§ DIRECTIONS FOR THIS TASK
Repeat the records below exactly, leaving out every picture.

§ RECORDS
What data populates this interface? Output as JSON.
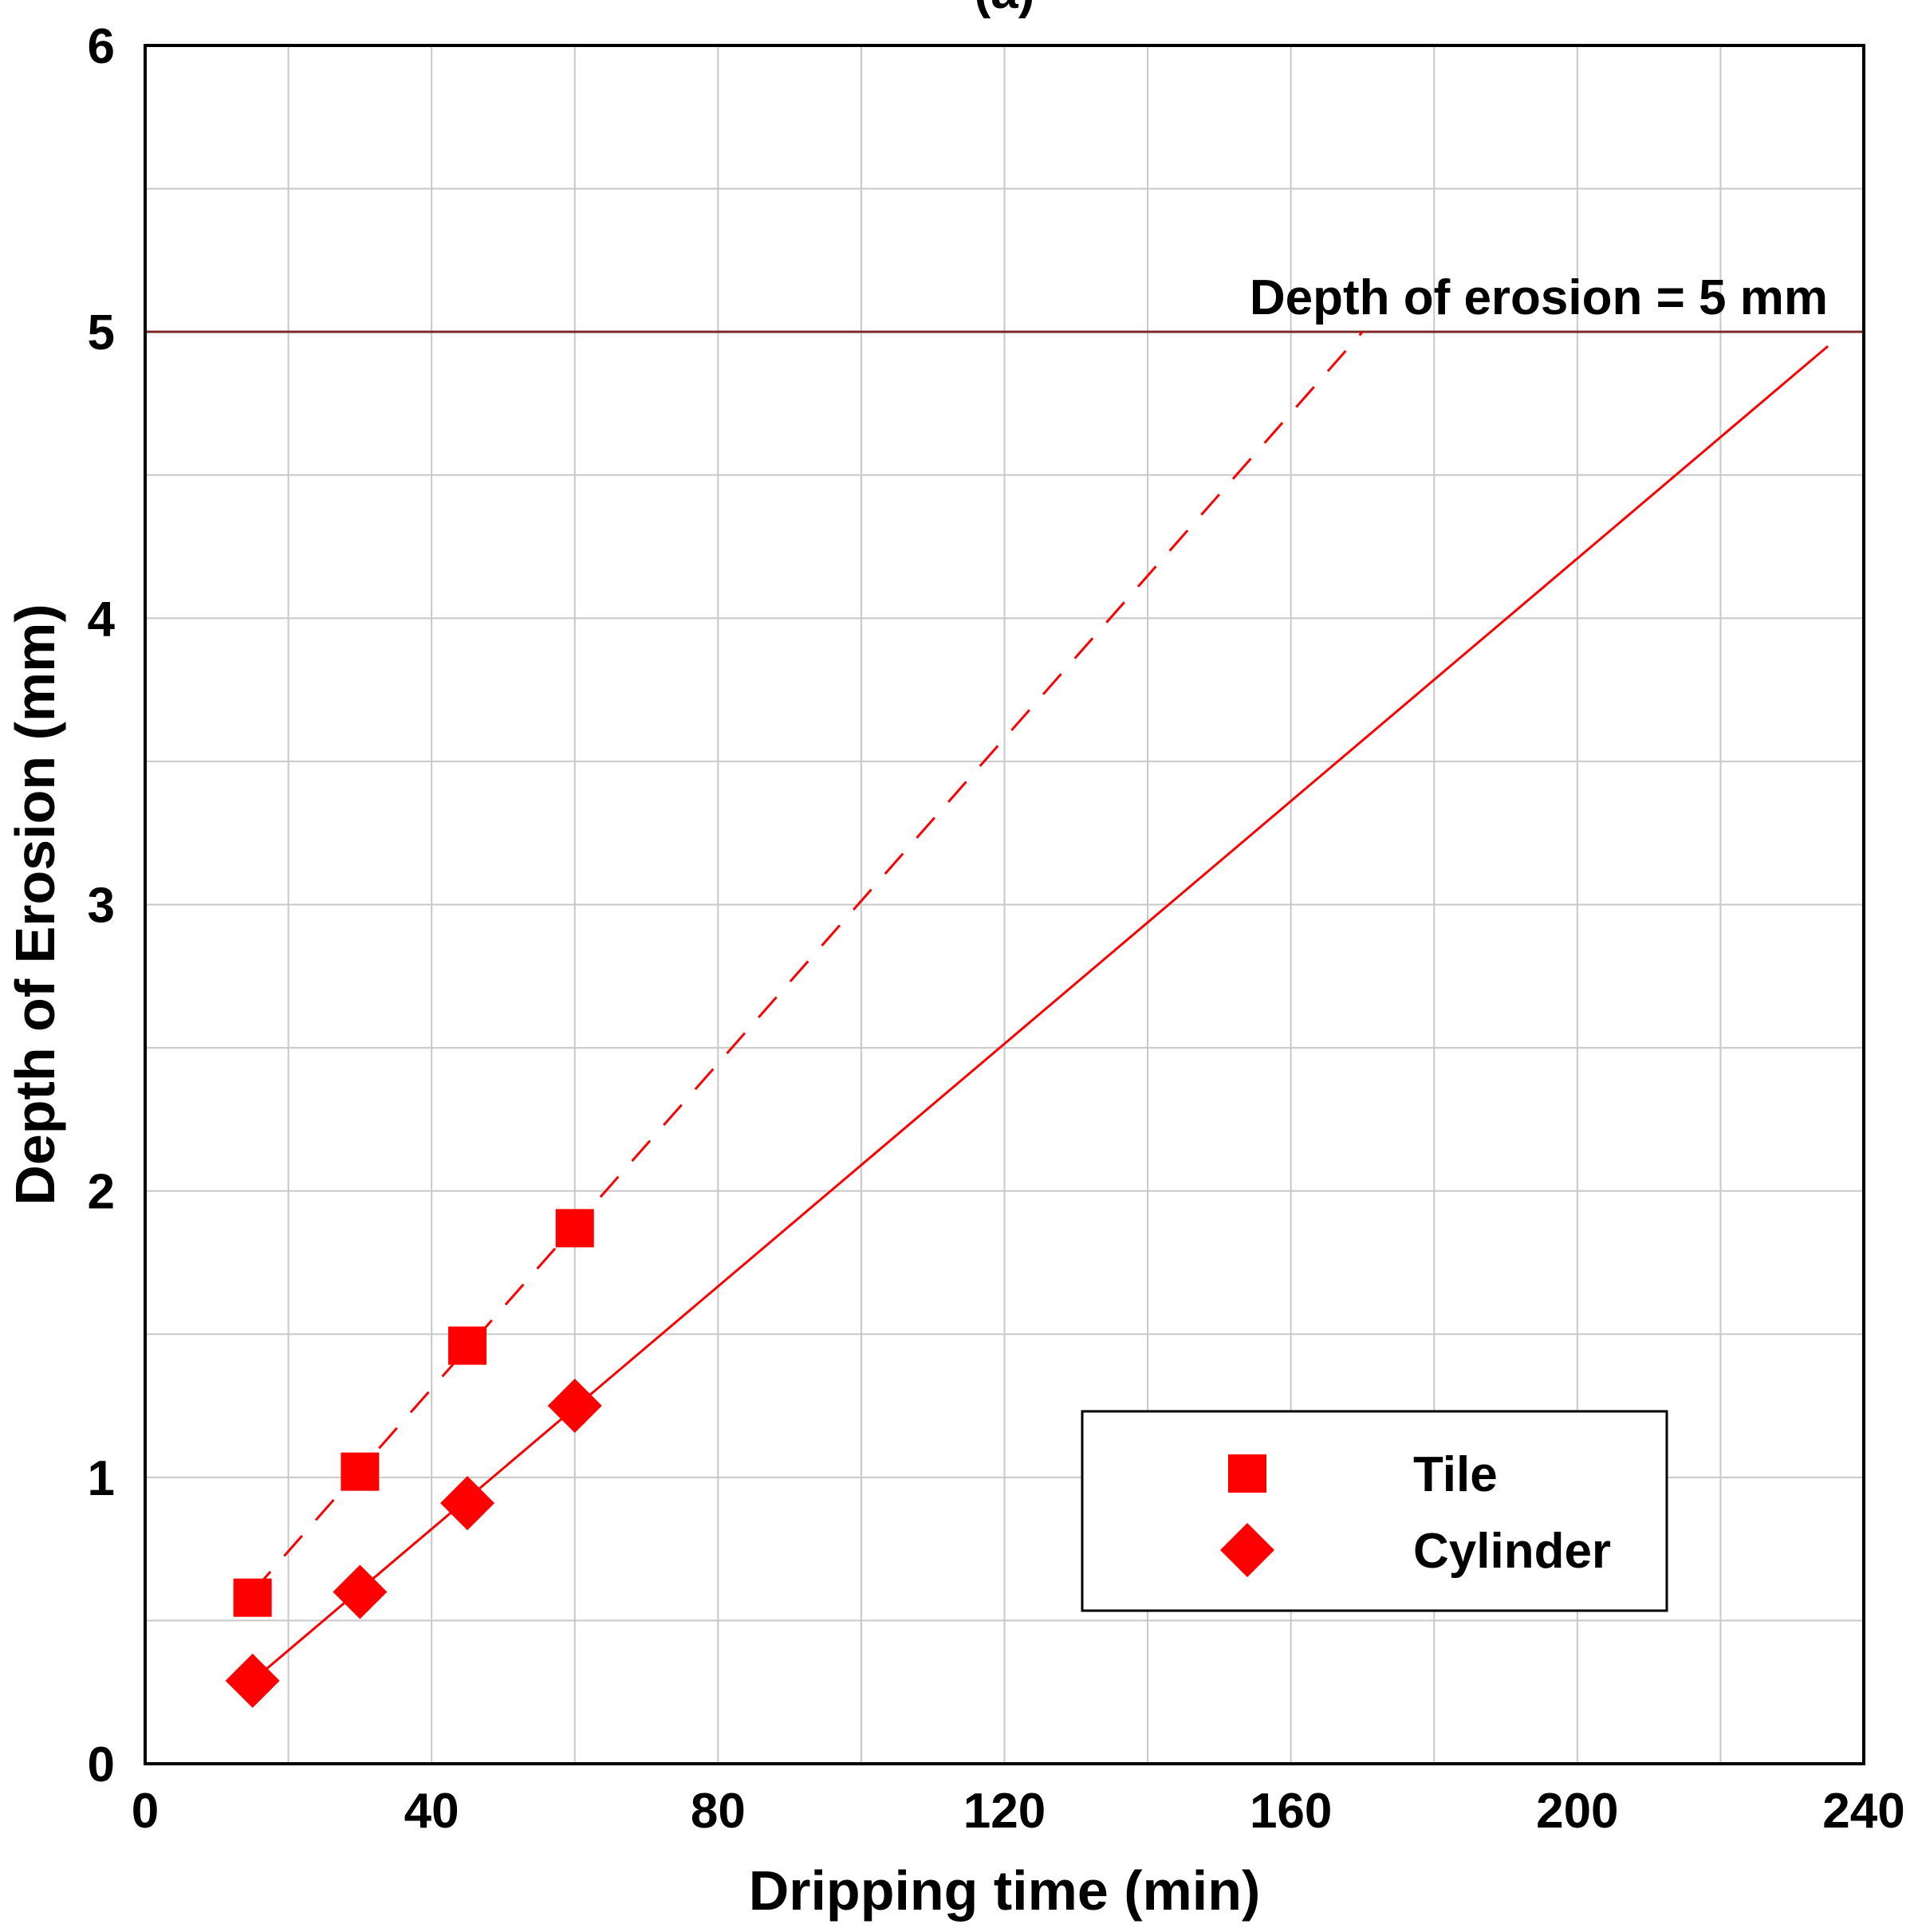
{
  "chart_data": {
    "type": "scatter",
    "panel_label": "(a)",
    "title": "",
    "xlabel": "Dripping time (min)",
    "ylabel": "Depth of Erosion (mm)",
    "xlim": [
      0,
      240
    ],
    "ylim": [
      0,
      6
    ],
    "x_ticks": [
      0,
      40,
      80,
      120,
      160,
      200,
      240
    ],
    "y_ticks": [
      0,
      1,
      2,
      3,
      4,
      5,
      6
    ],
    "x_minor_grid_step": 20,
    "y_minor_grid_step": 0.5,
    "grid": true,
    "series": [
      {
        "name": "Tile",
        "marker": "square",
        "color": "#ff0000",
        "points": [
          [
            15,
            0.58
          ],
          [
            30,
            1.02
          ],
          [
            45,
            1.46
          ],
          [
            60,
            1.87
          ]
        ],
        "trendline": {
          "style": "dashed",
          "from": [
            15,
            0.6
          ],
          "to": [
            170,
            5.0
          ]
        }
      },
      {
        "name": "Cylinder",
        "marker": "diamond",
        "color": "#ff0000",
        "points": [
          [
            15,
            0.29
          ],
          [
            30,
            0.6
          ],
          [
            45,
            0.91
          ],
          [
            60,
            1.25
          ]
        ],
        "trendline": {
          "style": "solid",
          "from": [
            15,
            0.29
          ],
          "to": [
            235,
            4.95
          ]
        }
      }
    ],
    "reference_line": {
      "y": 5,
      "color": "#7b2a2a",
      "label": "Depth of erosion = 5 mm"
    },
    "legend": {
      "position": "bottom-right",
      "entries": [
        "Tile",
        "Cylinder"
      ]
    }
  }
}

§ COMPLETE ANSWER
What data populates this interface? Output as JSON.
{
  "chart_data": {
    "type": "scatter",
    "panel_label": "(a)",
    "title": "",
    "xlabel": "Dripping time (min)",
    "ylabel": "Depth of Erosion (mm)",
    "xlim": [
      0,
      240
    ],
    "ylim": [
      0,
      6
    ],
    "x_ticks": [
      0,
      40,
      80,
      120,
      160,
      200,
      240
    ],
    "y_ticks": [
      0,
      1,
      2,
      3,
      4,
      5,
      6
    ],
    "x_minor_grid_step": 20,
    "y_minor_grid_step": 0.5,
    "grid": true,
    "series": [
      {
        "name": "Tile",
        "marker": "square",
        "color": "#ff0000",
        "points": [
          [
            15,
            0.58
          ],
          [
            30,
            1.02
          ],
          [
            45,
            1.46
          ],
          [
            60,
            1.87
          ]
        ],
        "trendline": {
          "style": "dashed",
          "from": [
            15,
            0.6
          ],
          "to": [
            170,
            5.0
          ]
        }
      },
      {
        "name": "Cylinder",
        "marker": "diamond",
        "color": "#ff0000",
        "points": [
          [
            15,
            0.29
          ],
          [
            30,
            0.6
          ],
          [
            45,
            0.91
          ],
          [
            60,
            1.25
          ]
        ],
        "trendline": {
          "style": "solid",
          "from": [
            15,
            0.29
          ],
          "to": [
            235,
            4.95
          ]
        }
      }
    ],
    "reference_line": {
      "y": 5,
      "color": "#7b2a2a",
      "label": "Depth of erosion = 5 mm"
    },
    "legend": {
      "position": "bottom-right",
      "entries": [
        "Tile",
        "Cylinder"
      ]
    }
  }
}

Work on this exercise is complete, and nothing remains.